◆ **SOURCE DATA**

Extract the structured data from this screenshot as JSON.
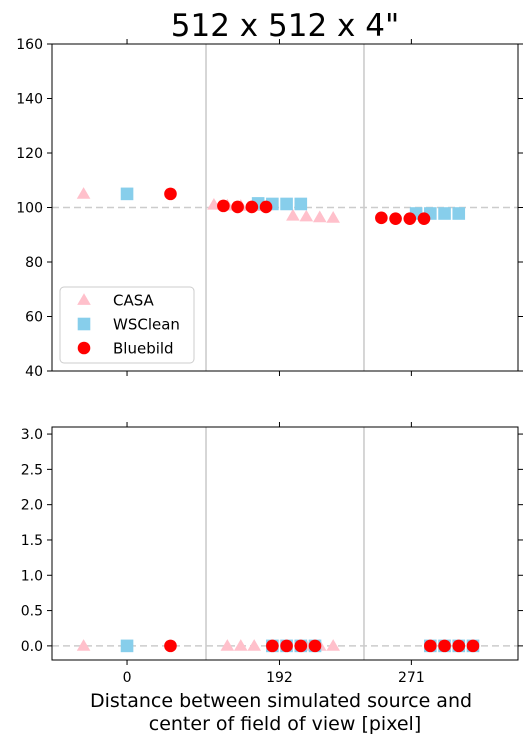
{
  "chart_data": {
    "type": "scatter",
    "title": "512 x 512 x 4\"",
    "xlabel_lines": [
      "Distance between simulated source and",
      "center of field of view [pixel]"
    ],
    "categories": [
      "0",
      "192",
      "271"
    ],
    "legend_placement": "lower-left",
    "series_style": [
      {
        "name": "CASA",
        "marker": "triangle",
        "color": "#ffc0cb"
      },
      {
        "name": "WSClean",
        "marker": "square",
        "color": "#87ceeb"
      },
      {
        "name": "Bluebild",
        "marker": "circle",
        "color": "#ff0000"
      }
    ],
    "panels": [
      {
        "ylim": [
          40,
          160
        ],
        "yticks": [
          "40",
          "60",
          "80",
          "100",
          "120",
          "140",
          "160"
        ],
        "reference_line": 100,
        "show_legend": true,
        "series": [
          {
            "name": "CASA",
            "x": [
              -0.55,
              1.1,
              1.27,
              1.44,
              1.61,
              2.1,
              2.27,
              2.44,
              2.61
            ],
            "y": [
              105,
              101,
              100.7,
              100.6,
              100.5,
              97,
              96.7,
              96.4,
              96.2
            ]
          },
          {
            "name": "WSClean",
            "x": [
              0,
              1.66,
              1.84,
              2.02,
              2.2,
              3.66,
              3.84,
              4.02,
              4.2
            ],
            "y": [
              105,
              101.5,
              101.3,
              101.3,
              101.3,
              97.8,
              97.8,
              97.8,
              97.8
            ]
          },
          {
            "name": "Bluebild",
            "x": [
              0.55,
              1.22,
              1.4,
              1.58,
              1.76,
              3.22,
              3.4,
              3.58,
              3.76
            ],
            "y": [
              105,
              100.6,
              100.2,
              100.2,
              100.2,
              96.2,
              95.9,
              95.9,
              95.9
            ]
          }
        ]
      },
      {
        "ylim": [
          -0.2,
          3.1
        ],
        "yticks": [
          "0.0",
          "0.5",
          "1.0",
          "1.5",
          "2.0",
          "2.5",
          "3.0"
        ],
        "reference_line": 0,
        "show_legend": false,
        "series": [
          {
            "name": "CASA",
            "x": [
              -0.55,
              1.27,
              1.44,
              1.61,
              2.27,
              2.44,
              2.61
            ],
            "y": [
              0,
              0,
              0,
              0,
              0,
              0,
              0
            ]
          },
          {
            "name": "WSClean",
            "x": [
              0,
              1.84,
              2.02,
              2.2,
              2.38,
              3.84,
              4.02,
              4.2,
              4.38
            ],
            "y": [
              0,
              0,
              0,
              0,
              0,
              0,
              0,
              0,
              0
            ]
          },
          {
            "name": "Bluebild",
            "x": [
              0.55,
              1.84,
              2.02,
              2.2,
              2.38,
              3.84,
              4.02,
              4.2,
              4.38
            ],
            "y": [
              0,
              0,
              0,
              0,
              0,
              0,
              0,
              0,
              0
            ]
          }
        ]
      }
    ]
  }
}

◆ **WHAT IS ASKED**
Reproduce each entry verbatim, excluding any embedded images.

◆ **OUTPUT FOR THIS EXERCISE**
Extract the structured data from this screenshot as JSON.
{
  "chart_data": {
    "type": "scatter",
    "title": "512 x 512 x 4\"",
    "xlabel_lines": [
      "Distance between simulated source and",
      "center of field of view [pixel]"
    ],
    "categories": [
      "0",
      "192",
      "271"
    ],
    "legend_placement": "lower-left",
    "series_style": [
      {
        "name": "CASA",
        "marker": "triangle",
        "color": "#ffc0cb"
      },
      {
        "name": "WSClean",
        "marker": "square",
        "color": "#87ceeb"
      },
      {
        "name": "Bluebild",
        "marker": "circle",
        "color": "#ff0000"
      }
    ],
    "panels": [
      {
        "ylim": [
          40,
          160
        ],
        "yticks": [
          "40",
          "60",
          "80",
          "100",
          "120",
          "140",
          "160"
        ],
        "reference_line": 100,
        "show_legend": true,
        "series": [
          {
            "name": "CASA",
            "x": [
              -0.55,
              1.1,
              1.27,
              1.44,
              1.61,
              2.1,
              2.27,
              2.44,
              2.61
            ],
            "y": [
              105,
              101,
              100.7,
              100.6,
              100.5,
              97,
              96.7,
              96.4,
              96.2
            ]
          },
          {
            "name": "WSClean",
            "x": [
              0,
              1.66,
              1.84,
              2.02,
              2.2,
              3.66,
              3.84,
              4.02,
              4.2
            ],
            "y": [
              105,
              101.5,
              101.3,
              101.3,
              101.3,
              97.8,
              97.8,
              97.8,
              97.8
            ]
          },
          {
            "name": "Bluebild",
            "x": [
              0.55,
              1.22,
              1.4,
              1.58,
              1.76,
              3.22,
              3.4,
              3.58,
              3.76
            ],
            "y": [
              105,
              100.6,
              100.2,
              100.2,
              100.2,
              96.2,
              95.9,
              95.9,
              95.9
            ]
          }
        ]
      },
      {
        "ylim": [
          -0.2,
          3.1
        ],
        "yticks": [
          "0.0",
          "0.5",
          "1.0",
          "1.5",
          "2.0",
          "2.5",
          "3.0"
        ],
        "reference_line": 0,
        "show_legend": false,
        "series": [
          {
            "name": "CASA",
            "x": [
              -0.55,
              1.27,
              1.44,
              1.61,
              2.27,
              2.44,
              2.61
            ],
            "y": [
              0,
              0,
              0,
              0,
              0,
              0,
              0
            ]
          },
          {
            "name": "WSClean",
            "x": [
              0,
              1.84,
              2.02,
              2.2,
              2.38,
              3.84,
              4.02,
              4.2,
              4.38
            ],
            "y": [
              0,
              0,
              0,
              0,
              0,
              0,
              0,
              0,
              0
            ]
          },
          {
            "name": "Bluebild",
            "x": [
              0.55,
              1.84,
              2.02,
              2.2,
              2.38,
              3.84,
              4.02,
              4.2,
              4.38
            ],
            "y": [
              0,
              0,
              0,
              0,
              0,
              0,
              0,
              0,
              0
            ]
          }
        ]
      }
    ]
  }
}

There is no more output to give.